| Job |
Repeat the data that follows, word for word, without the images.

| Information given |
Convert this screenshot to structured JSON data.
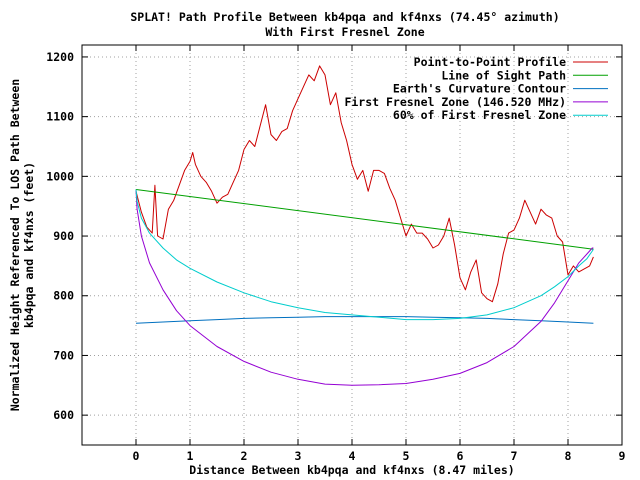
{
  "chart_data": {
    "type": "line",
    "title": "SPLAT! Path Profile Between kb4pqa and kf4nxs (74.45° azimuth)",
    "subtitle": "With First Fresnel Zone",
    "xlabel": "Distance Between kb4pqa and kf4nxs (8.47 miles)",
    "ylabel_line1": "Normalized Height Referenced To LOS Path Between",
    "ylabel_line2": "kb4pqa and kf4nxs (feet)",
    "xlim": [
      -1,
      9
    ],
    "ylim": [
      550,
      1220
    ],
    "x_ticks": [
      "0",
      "1",
      "2",
      "3",
      "4",
      "5",
      "6",
      "7",
      "8",
      "9"
    ],
    "y_ticks": [
      "600",
      "700",
      "800",
      "900",
      "1000",
      "1100",
      "1200"
    ],
    "grid": true,
    "legend_position": "top-right",
    "series": [
      {
        "name": "Point-to-Point Profile",
        "color": "#cc0000",
        "x": [
          0.0,
          0.1,
          0.2,
          0.3,
          0.35,
          0.4,
          0.5,
          0.6,
          0.7,
          0.8,
          0.9,
          1.0,
          1.05,
          1.1,
          1.2,
          1.3,
          1.4,
          1.5,
          1.6,
          1.7,
          1.8,
          1.9,
          2.0,
          2.1,
          2.2,
          2.3,
          2.4,
          2.5,
          2.6,
          2.7,
          2.8,
          2.9,
          3.0,
          3.1,
          3.2,
          3.3,
          3.4,
          3.5,
          3.6,
          3.7,
          3.8,
          3.9,
          4.0,
          4.1,
          4.2,
          4.3,
          4.4,
          4.5,
          4.6,
          4.7,
          4.8,
          4.9,
          5.0,
          5.1,
          5.2,
          5.3,
          5.4,
          5.5,
          5.6,
          5.7,
          5.8,
          5.9,
          6.0,
          6.1,
          6.2,
          6.3,
          6.4,
          6.5,
          6.6,
          6.7,
          6.8,
          6.9,
          7.0,
          7.1,
          7.2,
          7.3,
          7.4,
          7.5,
          7.6,
          7.7,
          7.8,
          7.9,
          8.0,
          8.1,
          8.2,
          8.3,
          8.4,
          8.47
        ],
        "values": [
          975,
          940,
          915,
          905,
          985,
          900,
          895,
          945,
          960,
          985,
          1010,
          1025,
          1040,
          1020,
          1000,
          990,
          975,
          955,
          965,
          970,
          990,
          1010,
          1045,
          1060,
          1050,
          1085,
          1120,
          1070,
          1060,
          1075,
          1080,
          1110,
          1130,
          1150,
          1170,
          1160,
          1185,
          1170,
          1120,
          1140,
          1090,
          1060,
          1020,
          995,
          1010,
          975,
          1010,
          1010,
          1005,
          980,
          960,
          930,
          900,
          920,
          905,
          905,
          895,
          880,
          885,
          900,
          930,
          885,
          830,
          810,
          840,
          860,
          805,
          795,
          790,
          820,
          870,
          905,
          910,
          930,
          960,
          940,
          920,
          945,
          935,
          930,
          900,
          890,
          835,
          850,
          840,
          845,
          850,
          865
        ]
      },
      {
        "name": "Line of Sight Path",
        "color": "#00a000",
        "x": [
          0,
          8.47
        ],
        "values": [
          978,
          878
        ]
      },
      {
        "name": "Earth's Curvature Contour",
        "color": "#0070c0",
        "x": [
          0.0,
          0.5,
          1.0,
          1.5,
          2.0,
          2.5,
          3.0,
          3.5,
          4.0,
          4.235,
          4.5,
          5.0,
          5.5,
          6.0,
          6.5,
          7.0,
          7.5,
          8.0,
          8.47
        ],
        "values": [
          754,
          756,
          758,
          760,
          762,
          763,
          764,
          765,
          765,
          765,
          765,
          765,
          764,
          763,
          762,
          760,
          758,
          756,
          754
        ]
      },
      {
        "name": "First Fresnel Zone (146.520 MHz)",
        "color": "#9400d3",
        "x": [
          0.0,
          0.02,
          0.1,
          0.25,
          0.5,
          0.75,
          1.0,
          1.5,
          2.0,
          2.5,
          3.0,
          3.5,
          4.0,
          4.5,
          5.0,
          5.5,
          6.0,
          6.5,
          7.0,
          7.5,
          7.75,
          8.0,
          8.2,
          8.35,
          8.45,
          8.47
        ],
        "values": [
          978,
          945,
          900,
          855,
          810,
          775,
          750,
          715,
          690,
          672,
          660,
          652,
          650,
          651,
          653,
          660,
          670,
          688,
          715,
          757,
          788,
          825,
          855,
          870,
          880,
          880
        ]
      },
      {
        "name": "60% of First Fresnel Zone",
        "color": "#00cdcd",
        "x": [
          0.0,
          0.02,
          0.1,
          0.25,
          0.5,
          0.75,
          1.0,
          1.5,
          2.0,
          2.5,
          3.0,
          3.5,
          4.0,
          4.5,
          5.0,
          5.5,
          6.0,
          6.5,
          7.0,
          7.5,
          7.75,
          8.0,
          8.2,
          8.35,
          8.45,
          8.47
        ],
        "values": [
          978,
          958,
          930,
          905,
          880,
          860,
          846,
          823,
          805,
          790,
          780,
          772,
          768,
          764,
          760,
          760,
          762,
          768,
          780,
          800,
          815,
          832,
          850,
          862,
          875,
          878
        ]
      }
    ]
  }
}
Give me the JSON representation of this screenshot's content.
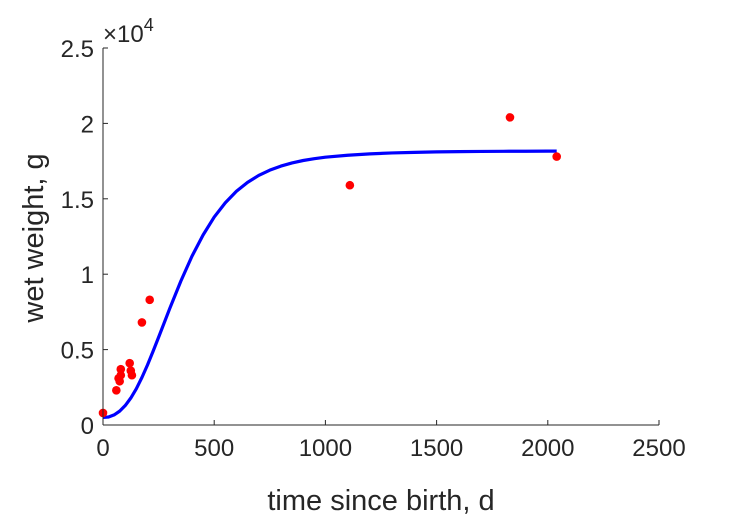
{
  "chart_data": {
    "type": "scatter",
    "xlabel": "time since birth, d",
    "ylabel": "wet weight, g",
    "xlim": [
      0,
      2500
    ],
    "ylim": [
      0,
      25000
    ],
    "x_ticks": [
      0,
      500,
      1000,
      1500,
      2000,
      2500
    ],
    "x_tick_labels": [
      "0",
      "500",
      "1000",
      "1500",
      "2000",
      "2500"
    ],
    "y_ticks": [
      0,
      5000,
      10000,
      15000,
      20000,
      25000
    ],
    "y_tick_labels": [
      "0",
      "0.5",
      "1",
      "1.5",
      "2",
      "2.5"
    ],
    "y_exponent_label": {
      "prefix": "×10",
      "power": "4"
    },
    "grid": false,
    "legend": "none",
    "series": [
      {
        "kind": "points",
        "color": "#ff0000",
        "x": [
          0,
          60,
          70,
          75,
          80,
          80,
          120,
          125,
          130,
          175,
          210,
          1110,
          1830,
          2040
        ],
        "y": [
          800,
          2300,
          3100,
          2900,
          3700,
          3300,
          4100,
          3600,
          3300,
          6800,
          8300,
          15900,
          20400,
          17800
        ]
      },
      {
        "kind": "line",
        "color": "#0000ff",
        "x": [
          0,
          25,
          50,
          75,
          100,
          125,
          150,
          175,
          200,
          225,
          250,
          275,
          300,
          350,
          400,
          450,
          500,
          550,
          600,
          650,
          700,
          750,
          800,
          850,
          900,
          950,
          1000,
          1100,
          1200,
          1300,
          1400,
          1500,
          1600,
          1700,
          1800,
          1900,
          2000,
          2040
        ],
        "y": [
          500,
          530,
          670,
          920,
          1290,
          1790,
          2410,
          3150,
          3980,
          4880,
          5820,
          6770,
          7720,
          9540,
          11190,
          12600,
          13790,
          14740,
          15500,
          16090,
          16550,
          16900,
          17170,
          17380,
          17540,
          17660,
          17760,
          17890,
          17980,
          18040,
          18080,
          18110,
          18130,
          18140,
          18150,
          18155,
          18160,
          18160
        ]
      }
    ]
  }
}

| Result for this exercise |
Convert this screenshot to structured JSON data.
{
  "chart_data": {
    "type": "line",
    "title": "SPLAT! Path Profile Between kb4pqa and kf4nxs (74.45° azimuth)",
    "subtitle": "With First Fresnel Zone",
    "xlabel": "Distance Between kb4pqa and kf4nxs (8.47 miles)",
    "ylabel_line1": "Normalized Height Referenced To LOS Path Between",
    "ylabel_line2": "kb4pqa and kf4nxs (feet)",
    "xlim": [
      -1,
      9
    ],
    "ylim": [
      550,
      1220
    ],
    "x_ticks": [
      "0",
      "1",
      "2",
      "3",
      "4",
      "5",
      "6",
      "7",
      "8",
      "9"
    ],
    "y_ticks": [
      "600",
      "700",
      "800",
      "900",
      "1000",
      "1100",
      "1200"
    ],
    "grid": true,
    "legend_position": "top-right",
    "series": [
      {
        "name": "Point-to-Point Profile",
        "color": "#cc0000",
        "x": [
          0.0,
          0.1,
          0.2,
          0.3,
          0.35,
          0.4,
          0.5,
          0.6,
          0.7,
          0.8,
          0.9,
          1.0,
          1.05,
          1.1,
          1.2,
          1.3,
          1.4,
          1.5,
          1.6,
          1.7,
          1.8,
          1.9,
          2.0,
          2.1,
          2.2,
          2.3,
          2.4,
          2.5,
          2.6,
          2.7,
          2.8,
          2.9,
          3.0,
          3.1,
          3.2,
          3.3,
          3.4,
          3.5,
          3.6,
          3.7,
          3.8,
          3.9,
          4.0,
          4.1,
          4.2,
          4.3,
          4.4,
          4.5,
          4.6,
          4.7,
          4.8,
          4.9,
          5.0,
          5.1,
          5.2,
          5.3,
          5.4,
          5.5,
          5.6,
          5.7,
          5.8,
          5.9,
          6.0,
          6.1,
          6.2,
          6.3,
          6.4,
          6.5,
          6.6,
          6.7,
          6.8,
          6.9,
          7.0,
          7.1,
          7.2,
          7.3,
          7.4,
          7.5,
          7.6,
          7.7,
          7.8,
          7.9,
          8.0,
          8.1,
          8.2,
          8.3,
          8.4,
          8.47
        ],
        "values": [
          975,
          940,
          915,
          905,
          985,
          900,
          895,
          945,
          960,
          985,
          1010,
          1025,
          1040,
          1020,
          1000,
          990,
          975,
          955,
          965,
          970,
          990,
          1010,
          1045,
          1060,
          1050,
          1085,
          1120,
          1070,
          1060,
          1075,
          1080,
          1110,
          1130,
          1150,
          1170,
          1160,
          1185,
          1170,
          1120,
          1140,
          1090,
          1060,
          1020,
          995,
          1010,
          975,
          1010,
          1010,
          1005,
          980,
          960,
          930,
          900,
          920,
          905,
          905,
          895,
          880,
          885,
          900,
          930,
          885,
          830,
          810,
          840,
          860,
          805,
          795,
          790,
          820,
          870,
          905,
          910,
          930,
          960,
          940,
          920,
          945,
          935,
          930,
          900,
          890,
          835,
          850,
          840,
          845,
          850,
          865
        ]
      },
      {
        "name": "Line of Sight Path",
        "color": "#00a000",
        "x": [
          0,
          8.47
        ],
        "values": [
          978,
          878
        ]
      },
      {
        "name": "Earth's Curvature Contour",
        "color": "#0070c0",
        "x": [
          0.0,
          0.5,
          1.0,
          1.5,
          2.0,
          2.5,
          3.0,
          3.5,
          4.0,
          4.235,
          4.5,
          5.0,
          5.5,
          6.0,
          6.5,
          7.0,
          7.5,
          8.0,
          8.47
        ],
        "values": [
          754,
          756,
          758,
          760,
          762,
          763,
          764,
          765,
          765,
          765,
          765,
          765,
          764,
          763,
          762,
          760,
          758,
          756,
          754
        ]
      },
      {
        "name": "First Fresnel Zone (146.520 MHz)",
        "color": "#9400d3",
        "x": [
          0.0,
          0.02,
          0.1,
          0.25,
          0.5,
          0.75,
          1.0,
          1.5,
          2.0,
          2.5,
          3.0,
          3.5,
          4.0,
          4.5,
          5.0,
          5.5,
          6.0,
          6.5,
          7.0,
          7.5,
          7.75,
          8.0,
          8.2,
          8.35,
          8.45,
          8.47
        ],
        "values": [
          978,
          945,
          900,
          855,
          810,
          775,
          750,
          715,
          690,
          672,
          660,
          652,
          650,
          651,
          653,
          660,
          670,
          688,
          715,
          757,
          788,
          825,
          855,
          870,
          880,
          880
        ]
      },
      {
        "name": "60% of First Fresnel Zone",
        "color": "#00cdcd",
        "x": [
          0.0,
          0.02,
          0.1,
          0.25,
          0.5,
          0.75,
          1.0,
          1.5,
          2.0,
          2.5,
          3.0,
          3.5,
          4.0,
          4.5,
          5.0,
          5.5,
          6.0,
          6.5,
          7.0,
          7.5,
          7.75,
          8.0,
          8.2,
          8.35,
          8.45,
          8.47
        ],
        "values": [
          978,
          958,
          930,
          905,
          880,
          860,
          846,
          823,
          805,
          790,
          780,
          772,
          768,
          764,
          760,
          760,
          762,
          768,
          780,
          800,
          815,
          832,
          850,
          862,
          875,
          878
        ]
      }
    ]
  }
}
Give me the JSON representation of this screenshot's content.
{
  "chart_data": {
    "type": "scatter",
    "xlabel": "time since birth, d",
    "ylabel": "wet weight, g",
    "xlim": [
      0,
      2500
    ],
    "ylim": [
      0,
      25000
    ],
    "x_ticks": [
      0,
      500,
      1000,
      1500,
      2000,
      2500
    ],
    "x_tick_labels": [
      "0",
      "500",
      "1000",
      "1500",
      "2000",
      "2500"
    ],
    "y_ticks": [
      0,
      5000,
      10000,
      15000,
      20000,
      25000
    ],
    "y_tick_labels": [
      "0",
      "0.5",
      "1",
      "1.5",
      "2",
      "2.5"
    ],
    "y_exponent_label": {
      "prefix": "×10",
      "power": "4"
    },
    "grid": false,
    "legend": "none",
    "series": [
      {
        "kind": "points",
        "color": "#ff0000",
        "x": [
          0,
          60,
          70,
          75,
          80,
          80,
          120,
          125,
          130,
          175,
          210,
          1110,
          1830,
          2040
        ],
        "y": [
          800,
          2300,
          3100,
          2900,
          3700,
          3300,
          4100,
          3600,
          3300,
          6800,
          8300,
          15900,
          20400,
          17800
        ]
      },
      {
        "kind": "line",
        "color": "#0000ff",
        "x": [
          0,
          25,
          50,
          75,
          100,
          125,
          150,
          175,
          200,
          225,
          250,
          275,
          300,
          350,
          400,
          450,
          500,
          550,
          600,
          650,
          700,
          750,
          800,
          850,
          900,
          950,
          1000,
          1100,
          1200,
          1300,
          1400,
          1500,
          1600,
          1700,
          1800,
          1900,
          2000,
          2040
        ],
        "y": [
          500,
          530,
          670,
          920,
          1290,
          1790,
          2410,
          3150,
          3980,
          4880,
          5820,
          6770,
          7720,
          9540,
          11190,
          12600,
          13790,
          14740,
          15500,
          16090,
          16550,
          16900,
          17170,
          17380,
          17540,
          17660,
          17760,
          17890,
          17980,
          18040,
          18080,
          18110,
          18130,
          18140,
          18150,
          18155,
          18160,
          18160
        ]
      }
    ]
  }
}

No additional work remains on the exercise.